- **Requirements**: Can you copy out all the material below, replacing every "bottle-crate" with "drink-crate" and leaving everything else unchanged? Leave the pictures out.
• • • •
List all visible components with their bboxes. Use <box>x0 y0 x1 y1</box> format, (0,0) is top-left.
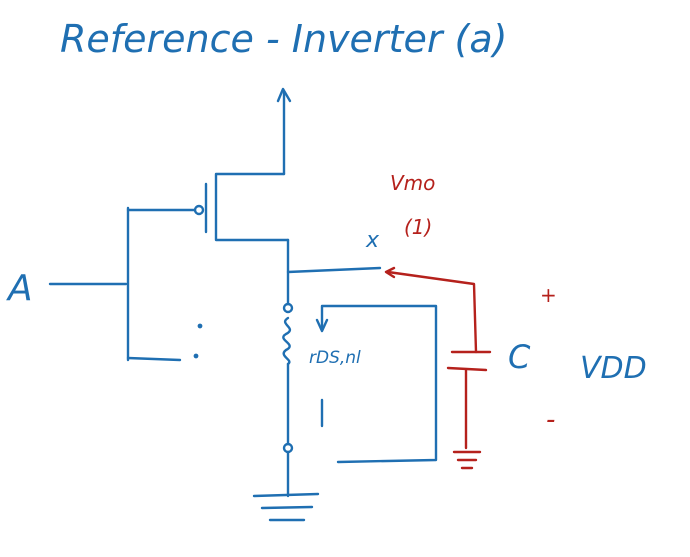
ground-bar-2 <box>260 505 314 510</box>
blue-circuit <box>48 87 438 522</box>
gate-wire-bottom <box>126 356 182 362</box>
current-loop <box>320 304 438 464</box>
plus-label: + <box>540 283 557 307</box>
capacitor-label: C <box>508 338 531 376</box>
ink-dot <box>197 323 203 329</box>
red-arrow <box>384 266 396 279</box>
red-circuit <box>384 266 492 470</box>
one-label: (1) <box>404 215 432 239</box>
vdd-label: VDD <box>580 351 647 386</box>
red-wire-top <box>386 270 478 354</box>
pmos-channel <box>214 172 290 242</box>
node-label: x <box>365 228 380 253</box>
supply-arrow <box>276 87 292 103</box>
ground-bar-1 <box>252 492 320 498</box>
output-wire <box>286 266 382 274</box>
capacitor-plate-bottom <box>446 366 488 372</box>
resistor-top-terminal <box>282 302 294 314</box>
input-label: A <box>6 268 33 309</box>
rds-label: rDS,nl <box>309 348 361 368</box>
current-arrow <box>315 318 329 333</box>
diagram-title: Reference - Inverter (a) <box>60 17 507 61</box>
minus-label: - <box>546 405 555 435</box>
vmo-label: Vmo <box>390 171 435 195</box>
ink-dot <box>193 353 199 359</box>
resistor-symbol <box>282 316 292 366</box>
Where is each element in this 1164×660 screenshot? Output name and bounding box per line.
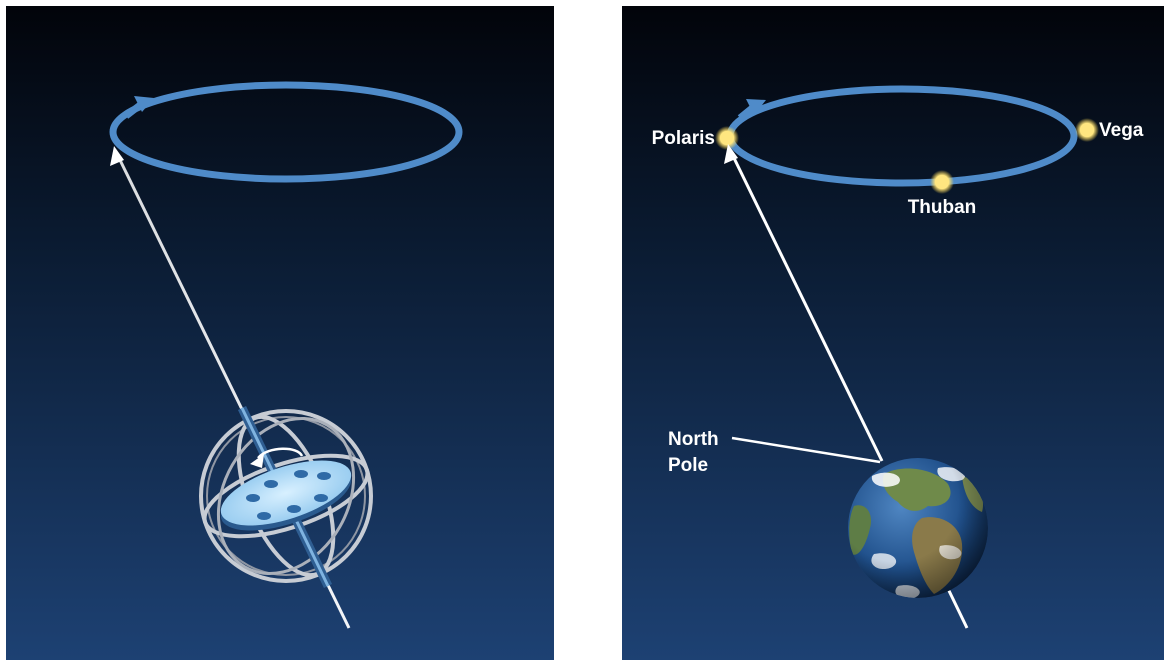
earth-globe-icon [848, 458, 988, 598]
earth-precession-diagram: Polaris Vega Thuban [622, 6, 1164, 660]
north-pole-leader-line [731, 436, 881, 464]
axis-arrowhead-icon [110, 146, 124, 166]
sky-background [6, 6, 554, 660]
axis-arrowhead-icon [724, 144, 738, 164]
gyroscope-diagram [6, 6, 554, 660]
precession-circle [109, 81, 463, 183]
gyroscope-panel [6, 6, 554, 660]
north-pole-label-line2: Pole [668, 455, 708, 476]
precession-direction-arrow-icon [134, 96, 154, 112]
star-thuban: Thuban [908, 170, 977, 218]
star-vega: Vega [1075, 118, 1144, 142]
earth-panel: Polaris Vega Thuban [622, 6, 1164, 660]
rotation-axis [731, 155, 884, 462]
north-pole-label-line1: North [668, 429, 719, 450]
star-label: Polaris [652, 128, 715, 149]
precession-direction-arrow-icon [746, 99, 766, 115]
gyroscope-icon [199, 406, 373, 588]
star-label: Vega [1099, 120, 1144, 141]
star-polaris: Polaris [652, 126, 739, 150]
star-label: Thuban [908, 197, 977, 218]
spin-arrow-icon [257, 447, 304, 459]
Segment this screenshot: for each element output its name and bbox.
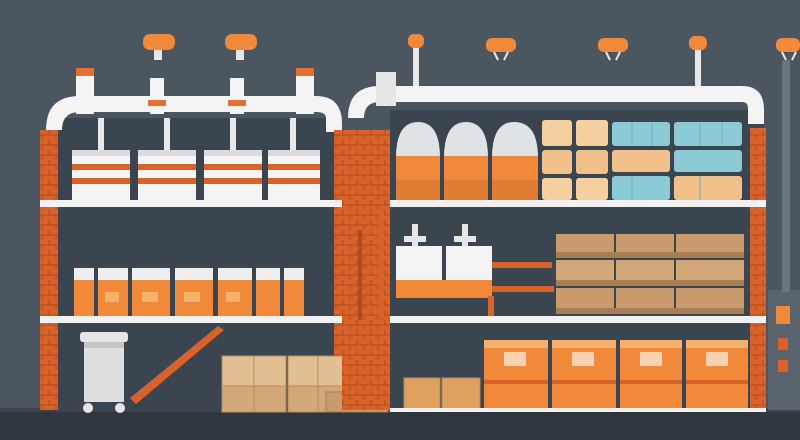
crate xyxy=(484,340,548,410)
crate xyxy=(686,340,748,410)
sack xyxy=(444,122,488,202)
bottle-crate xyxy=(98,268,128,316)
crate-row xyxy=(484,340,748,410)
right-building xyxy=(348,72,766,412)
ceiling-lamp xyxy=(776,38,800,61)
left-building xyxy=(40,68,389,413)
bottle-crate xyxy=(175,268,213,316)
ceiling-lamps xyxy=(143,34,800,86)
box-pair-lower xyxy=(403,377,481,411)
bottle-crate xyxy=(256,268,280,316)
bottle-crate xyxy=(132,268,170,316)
• • • •
- **Response to this exercise**:
List all visible components with their bboxes. Use <box>x0 y0 x1 y1</box> format, (0,0) is top-left.
ground-bar-2 <box>260 505 314 510</box>
blue-circuit <box>48 87 438 522</box>
gate-wire-bottom <box>126 356 182 362</box>
current-loop <box>320 304 438 464</box>
plus-label: + <box>540 283 557 307</box>
capacitor-label: C <box>508 338 531 376</box>
ink-dot <box>197 323 203 329</box>
red-arrow <box>384 266 396 279</box>
red-circuit <box>384 266 492 470</box>
one-label: (1) <box>404 215 432 239</box>
vdd-label: VDD <box>580 351 647 386</box>
red-wire-top <box>386 270 478 354</box>
pmos-channel <box>214 172 290 242</box>
node-label: x <box>365 228 380 253</box>
supply-arrow <box>276 87 292 103</box>
ground-bar-1 <box>252 492 320 498</box>
output-wire <box>286 266 382 274</box>
capacitor-plate-bottom <box>446 366 488 372</box>
resistor-top-terminal <box>282 302 294 314</box>
input-label: A <box>6 268 33 309</box>
rds-label: rDS,nl <box>309 348 361 368</box>
current-arrow <box>315 318 329 333</box>
diagram-title: Reference - Inverter (a) <box>60 17 507 61</box>
minus-label: - <box>546 405 555 435</box>
vmo-label: Vmo <box>390 171 435 195</box>
ink-dot <box>193 353 199 359</box>
resistor-symbol <box>282 316 292 366</box>
Where is each element in this 1164×660 screenshot? Output name and bounding box per line.
earth-globe-icon [848, 458, 988, 598]
earth-precession-diagram: Polaris Vega Thuban [622, 6, 1164, 660]
north-pole-leader-line [731, 436, 881, 464]
axis-arrowhead-icon [110, 146, 124, 166]
sky-background [6, 6, 554, 660]
axis-arrowhead-icon [724, 144, 738, 164]
gyroscope-diagram [6, 6, 554, 660]
precession-circle [109, 81, 463, 183]
gyroscope-panel [6, 6, 554, 660]
north-pole-label-line2: Pole [668, 455, 708, 476]
precession-direction-arrow-icon [134, 96, 154, 112]
star-thuban: Thuban [908, 170, 977, 218]
star-vega: Vega [1075, 118, 1144, 142]
earth-panel: Polaris Vega Thuban [622, 6, 1164, 660]
rotation-axis [731, 155, 884, 462]
north-pole-label-line1: North [668, 429, 719, 450]
star-label: Polaris [652, 128, 715, 149]
precession-direction-arrow-icon [746, 99, 766, 115]
gyroscope-icon [199, 406, 373, 588]
star-label: Vega [1099, 120, 1144, 141]
star-polaris: Polaris [652, 126, 739, 150]
star-label: Thuban [908, 197, 977, 218]
spin-arrow-icon [257, 447, 304, 459]
Segment this screenshot: for each element output its name and bbox.
crate xyxy=(484,340,548,410)
crate xyxy=(686,340,748,410)
sack xyxy=(444,122,488,202)
drink-crate xyxy=(98,268,128,316)
crate-row xyxy=(484,340,748,410)
right-building xyxy=(348,72,766,412)
ceiling-lamp xyxy=(776,38,800,61)
left-building xyxy=(40,68,389,413)
drink-crate xyxy=(175,268,213,316)
ceiling-lamps xyxy=(143,34,800,86)
box-pair-lower xyxy=(403,377,481,411)
drink-crate xyxy=(256,268,280,316)
drink-crate xyxy=(132,268,170,316)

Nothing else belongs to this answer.